### [Data entries]

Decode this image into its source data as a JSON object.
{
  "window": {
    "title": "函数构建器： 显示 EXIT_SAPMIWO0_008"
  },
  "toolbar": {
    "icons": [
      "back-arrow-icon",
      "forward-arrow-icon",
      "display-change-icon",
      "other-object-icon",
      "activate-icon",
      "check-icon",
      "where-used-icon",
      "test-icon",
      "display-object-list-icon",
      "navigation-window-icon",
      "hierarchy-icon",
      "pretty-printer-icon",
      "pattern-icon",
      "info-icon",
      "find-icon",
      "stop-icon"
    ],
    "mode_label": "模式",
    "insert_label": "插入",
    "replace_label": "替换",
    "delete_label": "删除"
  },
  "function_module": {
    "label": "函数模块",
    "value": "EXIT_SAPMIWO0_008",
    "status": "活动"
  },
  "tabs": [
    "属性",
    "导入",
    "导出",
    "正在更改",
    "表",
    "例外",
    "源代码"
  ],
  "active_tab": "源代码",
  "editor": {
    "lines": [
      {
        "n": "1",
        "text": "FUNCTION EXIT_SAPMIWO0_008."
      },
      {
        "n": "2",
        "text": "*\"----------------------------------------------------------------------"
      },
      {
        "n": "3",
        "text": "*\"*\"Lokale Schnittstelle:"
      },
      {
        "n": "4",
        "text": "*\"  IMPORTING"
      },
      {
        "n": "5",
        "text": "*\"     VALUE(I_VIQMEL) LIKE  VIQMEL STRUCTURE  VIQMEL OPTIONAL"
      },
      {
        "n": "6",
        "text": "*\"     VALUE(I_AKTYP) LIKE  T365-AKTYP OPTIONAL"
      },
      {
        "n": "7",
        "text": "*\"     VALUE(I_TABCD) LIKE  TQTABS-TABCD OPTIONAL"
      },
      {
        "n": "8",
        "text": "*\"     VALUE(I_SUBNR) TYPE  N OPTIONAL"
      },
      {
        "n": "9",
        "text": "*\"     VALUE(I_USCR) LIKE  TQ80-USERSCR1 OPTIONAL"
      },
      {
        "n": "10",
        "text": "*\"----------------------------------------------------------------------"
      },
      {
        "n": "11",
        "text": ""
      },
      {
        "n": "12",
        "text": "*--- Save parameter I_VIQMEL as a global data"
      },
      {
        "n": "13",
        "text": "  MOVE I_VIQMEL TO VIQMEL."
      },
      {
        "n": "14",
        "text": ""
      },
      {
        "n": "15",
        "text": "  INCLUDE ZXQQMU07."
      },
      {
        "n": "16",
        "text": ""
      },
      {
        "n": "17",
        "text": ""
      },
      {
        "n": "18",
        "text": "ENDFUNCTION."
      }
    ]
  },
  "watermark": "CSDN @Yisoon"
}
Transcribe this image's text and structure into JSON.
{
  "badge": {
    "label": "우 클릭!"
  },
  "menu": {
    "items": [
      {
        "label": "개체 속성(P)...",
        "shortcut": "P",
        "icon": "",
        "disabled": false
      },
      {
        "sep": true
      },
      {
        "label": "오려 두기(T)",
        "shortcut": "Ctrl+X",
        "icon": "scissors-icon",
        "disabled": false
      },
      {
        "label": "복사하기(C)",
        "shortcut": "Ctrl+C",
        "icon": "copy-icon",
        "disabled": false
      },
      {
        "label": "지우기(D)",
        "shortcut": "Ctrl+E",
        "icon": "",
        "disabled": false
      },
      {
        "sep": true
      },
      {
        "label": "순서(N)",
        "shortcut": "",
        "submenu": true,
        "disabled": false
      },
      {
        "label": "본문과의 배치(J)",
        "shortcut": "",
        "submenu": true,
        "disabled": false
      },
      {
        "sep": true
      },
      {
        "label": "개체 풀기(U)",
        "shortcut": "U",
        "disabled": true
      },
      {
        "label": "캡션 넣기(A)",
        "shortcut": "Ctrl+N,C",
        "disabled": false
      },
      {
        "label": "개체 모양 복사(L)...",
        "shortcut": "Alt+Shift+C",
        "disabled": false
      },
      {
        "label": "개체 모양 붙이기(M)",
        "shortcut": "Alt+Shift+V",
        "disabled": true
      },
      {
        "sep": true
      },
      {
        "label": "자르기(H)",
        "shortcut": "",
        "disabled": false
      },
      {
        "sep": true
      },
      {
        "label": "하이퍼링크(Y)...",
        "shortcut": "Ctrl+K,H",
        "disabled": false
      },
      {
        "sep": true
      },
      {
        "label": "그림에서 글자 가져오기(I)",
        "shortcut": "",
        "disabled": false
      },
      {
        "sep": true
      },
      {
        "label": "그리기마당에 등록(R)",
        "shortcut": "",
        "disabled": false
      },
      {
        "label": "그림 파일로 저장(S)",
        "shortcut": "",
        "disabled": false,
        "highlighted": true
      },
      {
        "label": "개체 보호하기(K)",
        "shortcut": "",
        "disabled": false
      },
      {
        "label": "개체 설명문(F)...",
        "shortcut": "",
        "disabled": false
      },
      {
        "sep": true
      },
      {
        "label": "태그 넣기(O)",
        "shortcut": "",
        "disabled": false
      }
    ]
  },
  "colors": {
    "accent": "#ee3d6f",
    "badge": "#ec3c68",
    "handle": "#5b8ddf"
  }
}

### [Given instruction]
Reproduce the entries above in full, verbatim.

### [Task answer]
Decode this image into its source data as a JSON object.
{
  "window": {
    "title": "函数构建器： 显示 EXIT_SAPMIWO0_008"
  },
  "toolbar": {
    "icons": [
      "back-arrow-icon",
      "forward-arrow-icon",
      "display-change-icon",
      "other-object-icon",
      "activate-icon",
      "check-icon",
      "where-used-icon",
      "test-icon",
      "display-object-list-icon",
      "navigation-window-icon",
      "hierarchy-icon",
      "pretty-printer-icon",
      "pattern-icon",
      "info-icon",
      "find-icon",
      "stop-icon"
    ],
    "mode_label": "模式",
    "insert_label": "插入",
    "replace_label": "替换",
    "delete_label": "删除"
  },
  "function_module": {
    "label": "函数模块",
    "value": "EXIT_SAPMIWO0_008",
    "status": "活动"
  },
  "tabs": [
    "属性",
    "导入",
    "导出",
    "正在更改",
    "表",
    "例外",
    "源代码"
  ],
  "active_tab": "源代码",
  "editor": {
    "lines": [
      {
        "n": "1",
        "text": "FUNCTION EXIT_SAPMIWO0_008."
      },
      {
        "n": "2",
        "text": "*\"----------------------------------------------------------------------"
      },
      {
        "n": "3",
        "text": "*\"*\"Lokale Schnittstelle:"
      },
      {
        "n": "4",
        "text": "*\"  IMPORTING"
      },
      {
        "n": "5",
        "text": "*\"     VALUE(I_VIQMEL) LIKE  VIQMEL STRUCTURE  VIQMEL OPTIONAL"
      },
      {
        "n": "6",
        "text": "*\"     VALUE(I_AKTYP) LIKE  T365-AKTYP OPTIONAL"
      },
      {
        "n": "7",
        "text": "*\"     VALUE(I_TABCD) LIKE  TQTABS-TABCD OPTIONAL"
      },
      {
        "n": "8",
        "text": "*\"     VALUE(I_SUBNR) TYPE  N OPTIONAL"
      },
      {
        "n": "9",
        "text": "*\"     VALUE(I_USCR) LIKE  TQ80-USERSCR1 OPTIONAL"
      },
      {
        "n": "10",
        "text": "*\"----------------------------------------------------------------------"
      },
      {
        "n": "11",
        "text": ""
      },
      {
        "n": "12",
        "text": "*--- Save parameter I_VIQMEL as a global data"
      },
      {
        "n": "13",
        "text": "  MOVE I_VIQMEL TO VIQMEL."
      },
      {
        "n": "14",
        "text": ""
      },
      {
        "n": "15",
        "text": "  INCLUDE ZXQQMU07."
      },
      {
        "n": "16",
        "text": ""
      },
      {
        "n": "17",
        "text": ""
      },
      {
        "n": "18",
        "text": "ENDFUNCTION."
      }
    ]
  },
  "watermark": "CSDN @Yisoon"
}
Transcribe this image's text and structure into JSON.
{
  "badge": {
    "label": "우 클릭!"
  },
  "menu": {
    "items": [
      {
        "label": "개체 속성(P)...",
        "shortcut": "P",
        "icon": "",
        "disabled": false
      },
      {
        "sep": true
      },
      {
        "label": "오려 두기(T)",
        "shortcut": "Ctrl+X",
        "icon": "scissors-icon",
        "disabled": false
      },
      {
        "label": "복사하기(C)",
        "shortcut": "Ctrl+C",
        "icon": "copy-icon",
        "disabled": false
      },
      {
        "label": "지우기(D)",
        "shortcut": "Ctrl+E",
        "icon": "",
        "disabled": false
      },
      {
        "sep": true
      },
      {
        "label": "순서(N)",
        "shortcut": "",
        "submenu": true,
        "disabled": false
      },
      {
        "label": "본문과의 배치(J)",
        "shortcut": "",
        "submenu": true,
        "disabled": false
      },
      {
        "sep": true
      },
      {
        "label": "개체 풀기(U)",
        "shortcut": "U",
        "disabled": true
      },
      {
        "label": "캡션 넣기(A)",
        "shortcut": "Ctrl+N,C",
        "disabled": false
      },
      {
        "label": "개체 모양 복사(L)...",
        "shortcut": "Alt+Shift+C",
        "disabled": false
      },
      {
        "label": "개체 모양 붙이기(M)",
        "shortcut": "Alt+Shift+V",
        "disabled": true
      },
      {
        "sep": true
      },
      {
        "label": "자르기(H)",
        "shortcut": "",
        "disabled": false
      },
      {
        "sep": true
      },
      {
        "label": "하이퍼링크(Y)...",
        "shortcut": "Ctrl+K,H",
        "disabled": false
      },
      {
        "sep": true
      },
      {
        "label": "그림에서 글자 가져오기(I)",
        "shortcut": "",
        "disabled": false
      },
      {
        "sep": true
      },
      {
        "label": "그리기마당에 등록(R)",
        "shortcut": "",
        "disabled": false
      },
      {
        "label": "그림 파일로 저장(S)",
        "shortcut": "",
        "disabled": false,
        "highlighted": true
      },
      {
        "label": "개체 보호하기(K)",
        "shortcut": "",
        "disabled": false
      },
      {
        "label": "개체 설명문(F)...",
        "shortcut": "",
        "disabled": false
      },
      {
        "sep": true
      },
      {
        "label": "태그 넣기(O)",
        "shortcut": "",
        "disabled": false
      }
    ]
  },
  "colors": {
    "accent": "#ee3d6f",
    "badge": "#ec3c68",
    "handle": "#5b8ddf"
  }
}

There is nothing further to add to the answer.